(Records from a collection)

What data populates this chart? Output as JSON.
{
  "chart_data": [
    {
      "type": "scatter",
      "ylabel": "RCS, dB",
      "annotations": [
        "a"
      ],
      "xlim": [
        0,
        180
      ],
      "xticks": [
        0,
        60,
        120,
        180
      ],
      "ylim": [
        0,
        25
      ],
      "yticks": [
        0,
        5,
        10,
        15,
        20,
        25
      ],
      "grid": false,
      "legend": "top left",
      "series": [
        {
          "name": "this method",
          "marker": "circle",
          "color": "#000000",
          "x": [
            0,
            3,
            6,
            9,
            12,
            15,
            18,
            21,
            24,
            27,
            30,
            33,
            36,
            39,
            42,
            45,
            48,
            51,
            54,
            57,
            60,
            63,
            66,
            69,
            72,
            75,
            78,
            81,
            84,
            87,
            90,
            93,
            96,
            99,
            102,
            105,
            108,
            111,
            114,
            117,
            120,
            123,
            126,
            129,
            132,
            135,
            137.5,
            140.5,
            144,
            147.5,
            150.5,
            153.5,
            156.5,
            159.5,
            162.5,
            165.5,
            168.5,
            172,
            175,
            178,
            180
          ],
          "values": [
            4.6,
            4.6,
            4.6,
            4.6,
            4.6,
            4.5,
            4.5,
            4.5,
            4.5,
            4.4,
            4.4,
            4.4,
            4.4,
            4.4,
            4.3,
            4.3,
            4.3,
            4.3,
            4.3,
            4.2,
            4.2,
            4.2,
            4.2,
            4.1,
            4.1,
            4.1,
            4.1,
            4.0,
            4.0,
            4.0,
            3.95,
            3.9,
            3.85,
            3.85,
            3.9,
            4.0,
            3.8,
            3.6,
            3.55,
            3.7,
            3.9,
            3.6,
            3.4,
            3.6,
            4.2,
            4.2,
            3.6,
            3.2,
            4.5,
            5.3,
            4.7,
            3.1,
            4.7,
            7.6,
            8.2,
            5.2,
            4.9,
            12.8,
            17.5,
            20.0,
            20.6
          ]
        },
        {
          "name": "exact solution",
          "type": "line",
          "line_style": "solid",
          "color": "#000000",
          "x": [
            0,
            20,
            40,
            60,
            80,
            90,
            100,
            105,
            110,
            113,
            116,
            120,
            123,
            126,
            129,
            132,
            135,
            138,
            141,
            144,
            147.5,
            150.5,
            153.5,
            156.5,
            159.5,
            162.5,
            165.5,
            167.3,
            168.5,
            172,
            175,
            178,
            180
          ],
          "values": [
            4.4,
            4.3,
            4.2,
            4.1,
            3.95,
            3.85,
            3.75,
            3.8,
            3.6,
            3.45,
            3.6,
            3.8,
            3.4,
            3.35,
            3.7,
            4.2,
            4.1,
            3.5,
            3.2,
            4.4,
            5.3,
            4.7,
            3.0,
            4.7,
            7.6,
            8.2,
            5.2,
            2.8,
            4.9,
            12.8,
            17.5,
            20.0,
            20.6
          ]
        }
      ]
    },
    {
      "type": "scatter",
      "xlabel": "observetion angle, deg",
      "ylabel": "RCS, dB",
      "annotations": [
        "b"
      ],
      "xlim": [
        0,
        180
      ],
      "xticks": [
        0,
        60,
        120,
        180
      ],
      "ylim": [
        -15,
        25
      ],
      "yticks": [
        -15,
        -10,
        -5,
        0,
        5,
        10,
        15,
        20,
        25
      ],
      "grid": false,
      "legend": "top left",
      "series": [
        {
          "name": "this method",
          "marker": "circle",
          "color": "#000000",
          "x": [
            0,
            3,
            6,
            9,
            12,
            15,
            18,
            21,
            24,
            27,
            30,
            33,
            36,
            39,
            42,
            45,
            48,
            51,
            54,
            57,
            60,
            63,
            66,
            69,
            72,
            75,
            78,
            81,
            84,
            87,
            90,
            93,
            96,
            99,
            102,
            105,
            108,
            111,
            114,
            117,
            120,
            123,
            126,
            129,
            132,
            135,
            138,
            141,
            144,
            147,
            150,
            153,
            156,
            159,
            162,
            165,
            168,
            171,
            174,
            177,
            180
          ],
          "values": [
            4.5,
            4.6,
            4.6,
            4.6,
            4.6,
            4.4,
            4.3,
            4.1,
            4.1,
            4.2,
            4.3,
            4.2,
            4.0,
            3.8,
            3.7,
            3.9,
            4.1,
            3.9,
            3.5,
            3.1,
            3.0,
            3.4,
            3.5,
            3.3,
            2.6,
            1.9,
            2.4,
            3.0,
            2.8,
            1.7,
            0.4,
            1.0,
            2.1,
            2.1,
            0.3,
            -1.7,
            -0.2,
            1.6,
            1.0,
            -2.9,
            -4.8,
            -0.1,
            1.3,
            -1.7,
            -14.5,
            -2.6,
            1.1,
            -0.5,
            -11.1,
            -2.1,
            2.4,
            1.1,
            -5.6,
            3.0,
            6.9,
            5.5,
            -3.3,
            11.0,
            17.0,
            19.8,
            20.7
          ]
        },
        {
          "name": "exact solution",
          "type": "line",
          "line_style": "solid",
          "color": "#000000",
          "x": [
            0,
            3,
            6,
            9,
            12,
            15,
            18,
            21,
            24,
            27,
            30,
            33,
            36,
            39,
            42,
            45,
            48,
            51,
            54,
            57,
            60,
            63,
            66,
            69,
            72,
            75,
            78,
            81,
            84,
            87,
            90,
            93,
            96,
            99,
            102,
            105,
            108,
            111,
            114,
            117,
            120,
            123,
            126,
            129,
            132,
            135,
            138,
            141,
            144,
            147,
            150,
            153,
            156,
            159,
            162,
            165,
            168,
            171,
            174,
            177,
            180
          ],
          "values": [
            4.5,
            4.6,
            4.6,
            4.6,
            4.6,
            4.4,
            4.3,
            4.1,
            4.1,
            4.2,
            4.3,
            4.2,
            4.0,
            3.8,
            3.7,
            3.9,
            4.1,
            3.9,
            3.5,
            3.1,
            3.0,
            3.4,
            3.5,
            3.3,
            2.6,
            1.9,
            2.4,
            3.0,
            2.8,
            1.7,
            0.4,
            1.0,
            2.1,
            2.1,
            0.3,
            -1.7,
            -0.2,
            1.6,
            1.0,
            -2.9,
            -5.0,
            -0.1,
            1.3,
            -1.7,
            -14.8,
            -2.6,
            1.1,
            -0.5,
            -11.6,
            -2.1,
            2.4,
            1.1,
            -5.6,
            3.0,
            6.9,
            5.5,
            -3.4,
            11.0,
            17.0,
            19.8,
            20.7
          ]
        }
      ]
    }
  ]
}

Problem
Please restate the whole listing word for word.

Task solution
What data populates this chart? Output as JSON.
{
  "chart_data": [
    {
      "type": "scatter",
      "ylabel": "RCS, dB",
      "annotations": [
        "a"
      ],
      "xlim": [
        0,
        180
      ],
      "xticks": [
        0,
        60,
        120,
        180
      ],
      "ylim": [
        0,
        25
      ],
      "yticks": [
        0,
        5,
        10,
        15,
        20,
        25
      ],
      "grid": false,
      "legend": "top left",
      "series": [
        {
          "name": "this method",
          "marker": "circle",
          "color": "#000000",
          "x": [
            0,
            3,
            6,
            9,
            12,
            15,
            18,
            21,
            24,
            27,
            30,
            33,
            36,
            39,
            42,
            45,
            48,
            51,
            54,
            57,
            60,
            63,
            66,
            69,
            72,
            75,
            78,
            81,
            84,
            87,
            90,
            93,
            96,
            99,
            102,
            105,
            108,
            111,
            114,
            117,
            120,
            123,
            126,
            129,
            132,
            135,
            137.5,
            140.5,
            144,
            147.5,
            150.5,
            153.5,
            156.5,
            159.5,
            162.5,
            165.5,
            168.5,
            172,
            175,
            178,
            180
          ],
          "values": [
            4.6,
            4.6,
            4.6,
            4.6,
            4.6,
            4.5,
            4.5,
            4.5,
            4.5,
            4.4,
            4.4,
            4.4,
            4.4,
            4.4,
            4.3,
            4.3,
            4.3,
            4.3,
            4.3,
            4.2,
            4.2,
            4.2,
            4.2,
            4.1,
            4.1,
            4.1,
            4.1,
            4.0,
            4.0,
            4.0,
            3.95,
            3.9,
            3.85,
            3.85,
            3.9,
            4.0,
            3.8,
            3.6,
            3.55,
            3.7,
            3.9,
            3.6,
            3.4,
            3.6,
            4.2,
            4.2,
            3.6,
            3.2,
            4.5,
            5.3,
            4.7,
            3.1,
            4.7,
            7.6,
            8.2,
            5.2,
            4.9,
            12.8,
            17.5,
            20.0,
            20.6
          ]
        },
        {
          "name": "exact solution",
          "type": "line",
          "line_style": "solid",
          "color": "#000000",
          "x": [
            0,
            20,
            40,
            60,
            80,
            90,
            100,
            105,
            110,
            113,
            116,
            120,
            123,
            126,
            129,
            132,
            135,
            138,
            141,
            144,
            147.5,
            150.5,
            153.5,
            156.5,
            159.5,
            162.5,
            165.5,
            167.3,
            168.5,
            172,
            175,
            178,
            180
          ],
          "values": [
            4.4,
            4.3,
            4.2,
            4.1,
            3.95,
            3.85,
            3.75,
            3.8,
            3.6,
            3.45,
            3.6,
            3.8,
            3.4,
            3.35,
            3.7,
            4.2,
            4.1,
            3.5,
            3.2,
            4.4,
            5.3,
            4.7,
            3.0,
            4.7,
            7.6,
            8.2,
            5.2,
            2.8,
            4.9,
            12.8,
            17.5,
            20.0,
            20.6
          ]
        }
      ]
    },
    {
      "type": "scatter",
      "xlabel": "observetion angle, deg",
      "ylabel": "RCS, dB",
      "annotations": [
        "b"
      ],
      "xlim": [
        0,
        180
      ],
      "xticks": [
        0,
        60,
        120,
        180
      ],
      "ylim": [
        -15,
        25
      ],
      "yticks": [
        -15,
        -10,
        -5,
        0,
        5,
        10,
        15,
        20,
        25
      ],
      "grid": false,
      "legend": "top left",
      "series": [
        {
          "name": "this method",
          "marker": "circle",
          "color": "#000000",
          "x": [
            0,
            3,
            6,
            9,
            12,
            15,
            18,
            21,
            24,
            27,
            30,
            33,
            36,
            39,
            42,
            45,
            48,
            51,
            54,
            57,
            60,
            63,
            66,
            69,
            72,
            75,
            78,
            81,
            84,
            87,
            90,
            93,
            96,
            99,
            102,
            105,
            108,
            111,
            114,
            117,
            120,
            123,
            126,
            129,
            132,
            135,
            138,
            141,
            144,
            147,
            150,
            153,
            156,
            159,
            162,
            165,
            168,
            171,
            174,
            177,
            180
          ],
          "values": [
            4.5,
            4.6,
            4.6,
            4.6,
            4.6,
            4.4,
            4.3,
            4.1,
            4.1,
            4.2,
            4.3,
            4.2,
            4.0,
            3.8,
            3.7,
            3.9,
            4.1,
            3.9,
            3.5,
            3.1,
            3.0,
            3.4,
            3.5,
            3.3,
            2.6,
            1.9,
            2.4,
            3.0,
            2.8,
            1.7,
            0.4,
            1.0,
            2.1,
            2.1,
            0.3,
            -1.7,
            -0.2,
            1.6,
            1.0,
            -2.9,
            -4.8,
            -0.1,
            1.3,
            -1.7,
            -14.5,
            -2.6,
            1.1,
            -0.5,
            -11.1,
            -2.1,
            2.4,
            1.1,
            -5.6,
            3.0,
            6.9,
            5.5,
            -3.3,
            11.0,
            17.0,
            19.8,
            20.7
          ]
        },
        {
          "name": "exact solution",
          "type": "line",
          "line_style": "solid",
          "color": "#000000",
          "x": [
            0,
            3,
            6,
            9,
            12,
            15,
            18,
            21,
            24,
            27,
            30,
            33,
            36,
            39,
            42,
            45,
            48,
            51,
            54,
            57,
            60,
            63,
            66,
            69,
            72,
            75,
            78,
            81,
            84,
            87,
            90,
            93,
            96,
            99,
            102,
            105,
            108,
            111,
            114,
            117,
            120,
            123,
            126,
            129,
            132,
            135,
            138,
            141,
            144,
            147,
            150,
            153,
            156,
            159,
            162,
            165,
            168,
            171,
            174,
            177,
            180
          ],
          "values": [
            4.5,
            4.6,
            4.6,
            4.6,
            4.6,
            4.4,
            4.3,
            4.1,
            4.1,
            4.2,
            4.3,
            4.2,
            4.0,
            3.8,
            3.7,
            3.9,
            4.1,
            3.9,
            3.5,
            3.1,
            3.0,
            3.4,
            3.5,
            3.3,
            2.6,
            1.9,
            2.4,
            3.0,
            2.8,
            1.7,
            0.4,
            1.0,
            2.1,
            2.1,
            0.3,
            -1.7,
            -0.2,
            1.6,
            1.0,
            -2.9,
            -5.0,
            -0.1,
            1.3,
            -1.7,
            -14.8,
            -2.6,
            1.1,
            -0.5,
            -11.6,
            -2.1,
            2.4,
            1.1,
            -5.6,
            3.0,
            6.9,
            5.5,
            -3.4,
            11.0,
            17.0,
            19.8,
            20.7
          ]
        }
      ]
    }
  ]
}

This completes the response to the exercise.